— START Data section —

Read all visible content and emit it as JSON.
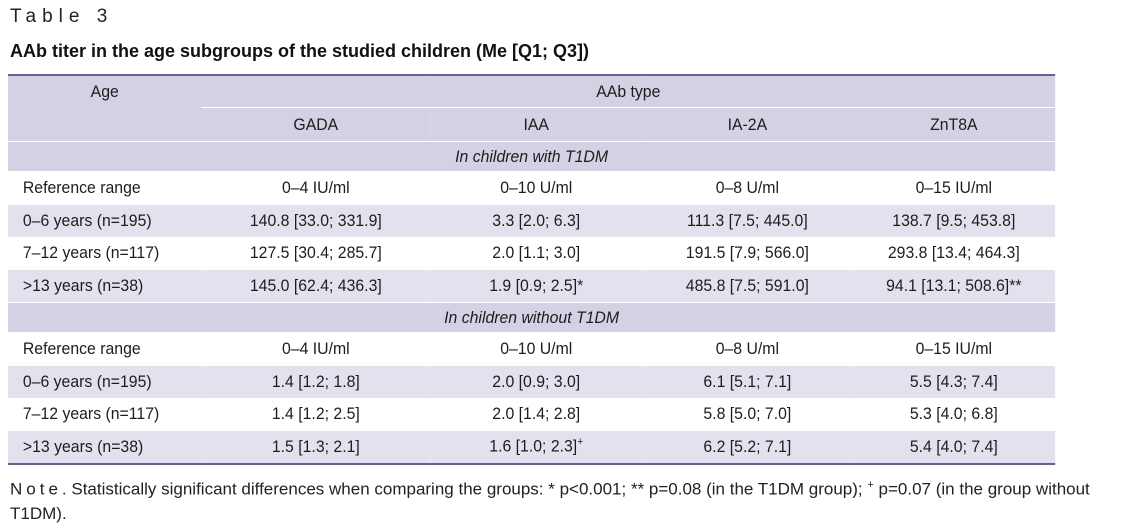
{
  "table_label": "Table 3",
  "table_title": "AAb titer in the age subgroups of the studied children (Me [Q1; Q3])",
  "header": {
    "age": "Age",
    "aab_type": "AAb type",
    "columns": [
      "GADA",
      "IAA",
      "IA-2A",
      "ZnT8A"
    ]
  },
  "sections": [
    {
      "title": "In children with T1DM",
      "rows": [
        {
          "age": "Reference range",
          "values": [
            "0–4 IU/ml",
            "0–10 U/ml",
            "0–8 U/ml",
            "0–15 IU/ml"
          ]
        },
        {
          "age": "0–6 years (n=195)",
          "values": [
            "140.8 [33.0; 331.9]",
            "3.3 [2.0; 6.3]",
            "111.3 [7.5; 445.0]",
            "138.7 [9.5; 453.8]"
          ]
        },
        {
          "age": "7–12 years (n=117)",
          "values": [
            "127.5 [30.4; 285.7]",
            "2.0 [1.1; 3.0]",
            "191.5 [7.9; 566.0]",
            "293.8 [13.4; 464.3]"
          ]
        },
        {
          "age": ">13 years (n=38)",
          "values": [
            "145.0 [62.4; 436.3]",
            "1.9 [0.9; 2.5]*",
            "485.8 [7.5; 591.0]",
            "94.1 [13.1; 508.6]**"
          ]
        }
      ]
    },
    {
      "title": "In children without T1DM",
      "rows": [
        {
          "age": "Reference range",
          "values": [
            "0–4 IU/ml",
            "0–10 U/ml",
            "0–8 U/ml",
            "0–15 IU/ml"
          ]
        },
        {
          "age": "0–6 years (n=195)",
          "values": [
            "1.4 [1.2; 1.8]",
            "2.0 [0.9; 3.0]",
            "6.1 [5.1; 7.1]",
            "5.5 [4.3; 7.4]"
          ]
        },
        {
          "age": "7–12 years (n=117)",
          "values": [
            "1.4 [1.2; 2.5]",
            "2.0 [1.4; 2.8]",
            "5.8 [5.0; 7.0]",
            "5.3 [4.0; 6.8]"
          ]
        },
        {
          "age": ">13 years (n=38)",
          "values": [
            "1.5 [1.3; 2.1]",
            "1.6 [1.0; 2.3]",
            "6.2 [5.2; 7.1]",
            "5.4 [4.0; 7.4]"
          ],
          "iaa_superscript": "+"
        }
      ]
    }
  ],
  "note": {
    "lead": "Note",
    "text_a": ". Statistically significant differences when comparing the groups: * p<0.001; ** p=0.08 (in the T1DM group);",
    "superscript": "+",
    "text_b": "p=0.07 (in the group without T1DM)."
  }
}
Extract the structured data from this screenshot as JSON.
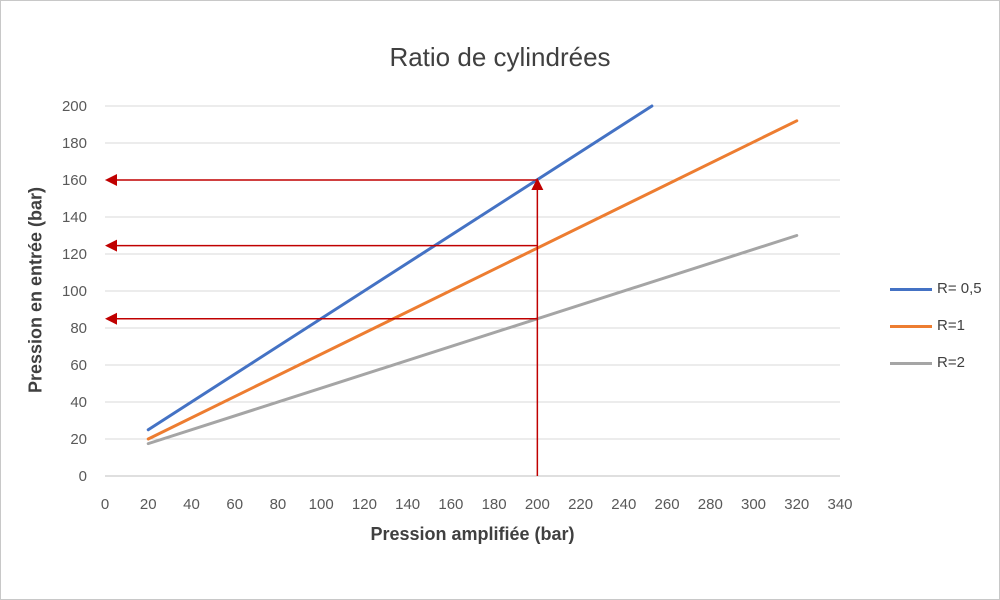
{
  "chart_data": {
    "type": "line",
    "title": "Ratio de cylindrées",
    "xlabel": "Pression amplifiée (bar)",
    "ylabel": "Pression en entrée (bar)",
    "xlim": [
      0,
      340
    ],
    "ylim": [
      0,
      200
    ],
    "xticks": [
      "0",
      "20",
      "40",
      "60",
      "80",
      "100",
      "120",
      "140",
      "160",
      "180",
      "200",
      "220",
      "240",
      "260",
      "280",
      "300",
      "320",
      "340"
    ],
    "yticks": [
      "0",
      "20",
      "40",
      "60",
      "80",
      "100",
      "120",
      "140",
      "160",
      "180",
      "200"
    ],
    "grid": "horizontal",
    "legend_position": "right",
    "series": [
      {
        "name": "R= 0,5",
        "color": "#4472C4",
        "x": [
          20,
          253
        ],
        "y": [
          25,
          200
        ]
      },
      {
        "name": "R=1",
        "color": "#ED7D31",
        "x": [
          20,
          320
        ],
        "y": [
          20,
          192
        ]
      },
      {
        "name": "R=2",
        "color": "#A5A5A5",
        "x": [
          20,
          320
        ],
        "y": [
          17.5,
          130
        ]
      }
    ],
    "annotations": {
      "color": "#C00000",
      "vertical_arrow": {
        "x": 200,
        "y_from": 0,
        "y_to": 160
      },
      "horizontal_arrows": [
        {
          "y": 160,
          "x_from": 200,
          "x_to": 0
        },
        {
          "y": 124.5,
          "x_from": 200,
          "x_to": 0
        },
        {
          "y": 85,
          "x_from": 200,
          "x_to": 0
        }
      ]
    }
  }
}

— END Data section —

# Task:
Only lines that contain the word "children" are wanted; copy each of them.

# Task response:
  "table_title": "AAb titer in the age subgroups of the studied children (Me [Q1; Q3])",
      "title": "In children with T1DM",
      "title": "In children without T1DM",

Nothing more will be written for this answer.